### WHAT THE TASK REQUIRES
In the listing that follows, count the lines holding the word "name" and report only that number.

[Rows from a dataset]
====================

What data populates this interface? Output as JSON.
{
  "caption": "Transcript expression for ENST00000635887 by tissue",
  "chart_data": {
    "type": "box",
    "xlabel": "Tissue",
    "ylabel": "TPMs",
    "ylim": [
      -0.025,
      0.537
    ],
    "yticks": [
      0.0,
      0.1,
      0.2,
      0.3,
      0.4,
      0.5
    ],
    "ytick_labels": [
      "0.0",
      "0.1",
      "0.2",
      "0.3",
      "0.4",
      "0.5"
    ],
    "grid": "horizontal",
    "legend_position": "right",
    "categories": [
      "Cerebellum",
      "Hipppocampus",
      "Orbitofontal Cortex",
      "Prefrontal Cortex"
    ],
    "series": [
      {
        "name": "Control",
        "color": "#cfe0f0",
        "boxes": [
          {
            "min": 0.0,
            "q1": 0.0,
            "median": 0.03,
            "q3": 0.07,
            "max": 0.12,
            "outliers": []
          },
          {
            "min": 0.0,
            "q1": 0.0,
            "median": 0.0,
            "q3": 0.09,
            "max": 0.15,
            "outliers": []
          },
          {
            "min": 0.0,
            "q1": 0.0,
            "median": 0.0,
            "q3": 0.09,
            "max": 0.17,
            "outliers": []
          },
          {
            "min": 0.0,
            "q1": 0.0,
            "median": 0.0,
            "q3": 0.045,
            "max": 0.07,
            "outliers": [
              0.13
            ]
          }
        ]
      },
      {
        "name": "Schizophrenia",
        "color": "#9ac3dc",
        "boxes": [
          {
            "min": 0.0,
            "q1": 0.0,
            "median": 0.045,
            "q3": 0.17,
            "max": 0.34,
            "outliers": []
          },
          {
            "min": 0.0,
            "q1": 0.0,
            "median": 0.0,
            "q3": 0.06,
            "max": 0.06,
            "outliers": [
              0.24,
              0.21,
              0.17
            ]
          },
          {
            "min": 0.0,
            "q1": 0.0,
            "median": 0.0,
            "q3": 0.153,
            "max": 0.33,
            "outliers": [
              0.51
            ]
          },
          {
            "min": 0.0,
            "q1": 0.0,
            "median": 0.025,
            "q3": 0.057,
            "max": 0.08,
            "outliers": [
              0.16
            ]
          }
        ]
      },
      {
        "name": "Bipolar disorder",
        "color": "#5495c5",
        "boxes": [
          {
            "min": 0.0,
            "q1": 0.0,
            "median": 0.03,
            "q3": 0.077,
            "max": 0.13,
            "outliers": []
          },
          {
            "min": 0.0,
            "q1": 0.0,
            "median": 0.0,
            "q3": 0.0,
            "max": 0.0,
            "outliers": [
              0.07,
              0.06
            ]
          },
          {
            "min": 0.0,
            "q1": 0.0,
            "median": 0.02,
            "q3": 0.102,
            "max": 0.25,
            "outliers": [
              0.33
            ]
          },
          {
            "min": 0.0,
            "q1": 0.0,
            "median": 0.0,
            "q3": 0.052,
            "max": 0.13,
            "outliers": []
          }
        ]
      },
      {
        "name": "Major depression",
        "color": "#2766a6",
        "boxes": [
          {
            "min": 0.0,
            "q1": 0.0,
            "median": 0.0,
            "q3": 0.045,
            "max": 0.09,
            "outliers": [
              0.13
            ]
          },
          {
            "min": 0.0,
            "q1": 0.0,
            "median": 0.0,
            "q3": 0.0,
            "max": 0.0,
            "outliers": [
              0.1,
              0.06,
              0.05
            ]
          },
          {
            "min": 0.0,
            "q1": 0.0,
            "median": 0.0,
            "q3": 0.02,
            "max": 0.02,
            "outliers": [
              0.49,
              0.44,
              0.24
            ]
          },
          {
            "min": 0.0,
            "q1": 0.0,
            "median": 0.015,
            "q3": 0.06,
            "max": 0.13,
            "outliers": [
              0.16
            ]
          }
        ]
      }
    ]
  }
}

====================

### TASK SOLUTION
4